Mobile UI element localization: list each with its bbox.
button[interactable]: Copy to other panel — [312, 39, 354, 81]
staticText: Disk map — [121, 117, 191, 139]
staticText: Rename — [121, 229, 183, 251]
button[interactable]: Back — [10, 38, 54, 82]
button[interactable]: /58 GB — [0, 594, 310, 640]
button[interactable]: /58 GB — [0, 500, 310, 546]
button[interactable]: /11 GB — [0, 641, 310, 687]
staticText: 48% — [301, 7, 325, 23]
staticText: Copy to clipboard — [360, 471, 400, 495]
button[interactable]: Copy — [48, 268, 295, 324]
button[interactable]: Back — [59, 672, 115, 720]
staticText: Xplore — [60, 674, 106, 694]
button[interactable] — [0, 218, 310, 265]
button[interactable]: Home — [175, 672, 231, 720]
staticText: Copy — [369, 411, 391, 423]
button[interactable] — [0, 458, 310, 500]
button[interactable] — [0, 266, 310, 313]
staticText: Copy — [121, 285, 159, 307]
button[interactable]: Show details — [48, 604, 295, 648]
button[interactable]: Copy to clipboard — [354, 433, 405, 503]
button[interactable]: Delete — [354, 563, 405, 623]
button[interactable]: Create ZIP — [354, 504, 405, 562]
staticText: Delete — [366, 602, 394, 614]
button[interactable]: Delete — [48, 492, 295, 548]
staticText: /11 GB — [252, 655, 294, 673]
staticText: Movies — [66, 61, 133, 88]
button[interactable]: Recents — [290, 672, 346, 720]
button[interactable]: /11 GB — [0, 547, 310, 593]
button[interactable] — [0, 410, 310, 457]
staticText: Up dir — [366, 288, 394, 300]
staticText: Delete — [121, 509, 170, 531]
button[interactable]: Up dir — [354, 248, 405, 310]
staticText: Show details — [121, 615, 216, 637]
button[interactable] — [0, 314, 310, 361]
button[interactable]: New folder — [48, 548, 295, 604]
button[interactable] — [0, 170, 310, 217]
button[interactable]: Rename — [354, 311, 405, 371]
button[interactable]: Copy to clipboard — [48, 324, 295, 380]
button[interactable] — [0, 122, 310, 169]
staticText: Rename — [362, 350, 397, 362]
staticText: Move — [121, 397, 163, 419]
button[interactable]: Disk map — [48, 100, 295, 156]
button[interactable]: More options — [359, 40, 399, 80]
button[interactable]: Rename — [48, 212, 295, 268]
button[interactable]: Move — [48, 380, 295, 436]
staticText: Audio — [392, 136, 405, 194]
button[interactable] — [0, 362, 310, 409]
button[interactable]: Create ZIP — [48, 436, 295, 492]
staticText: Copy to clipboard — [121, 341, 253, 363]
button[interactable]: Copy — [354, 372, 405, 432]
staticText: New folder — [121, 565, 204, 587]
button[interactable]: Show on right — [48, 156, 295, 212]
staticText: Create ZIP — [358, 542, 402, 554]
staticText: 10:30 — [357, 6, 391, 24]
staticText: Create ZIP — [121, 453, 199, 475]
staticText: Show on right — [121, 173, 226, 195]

- - - -

■ **Work instructions**
Copy out everything from the first line down to the line containing "staticText: Delete — [366, 602, 394, 614]", keeping each line identical to the original.

■ **Completed exercise**
Mobile UI element localization: list each with its bbox.
button[interactable]: Copy to other panel — [312, 39, 354, 81]
staticText: Disk map — [121, 117, 191, 139]
staticText: Rename — [121, 229, 183, 251]
button[interactable]: Back — [10, 38, 54, 82]
button[interactable]: /58 GB — [0, 594, 310, 640]
button[interactable]: /58 GB — [0, 500, 310, 546]
button[interactable]: /11 GB — [0, 641, 310, 687]
staticText: 48% — [301, 7, 325, 23]
staticText: Copy to clipboard — [360, 471, 400, 495]
button[interactable]: Copy — [48, 268, 295, 324]
button[interactable]: Back — [59, 672, 115, 720]
staticText: Xplore — [60, 674, 106, 694]
button[interactable] — [0, 218, 310, 265]
button[interactable]: Home — [175, 672, 231, 720]
staticText: Copy — [369, 411, 391, 423]
button[interactable] — [0, 458, 310, 500]
button[interactable] — [0, 266, 310, 313]
staticText: Copy — [121, 285, 159, 307]
button[interactable]: Show details — [48, 604, 295, 648]
button[interactable]: Copy to clipboard — [354, 433, 405, 503]
button[interactable]: Delete — [354, 563, 405, 623]
button[interactable]: Create ZIP — [354, 504, 405, 562]
staticText: Delete — [366, 602, 394, 614]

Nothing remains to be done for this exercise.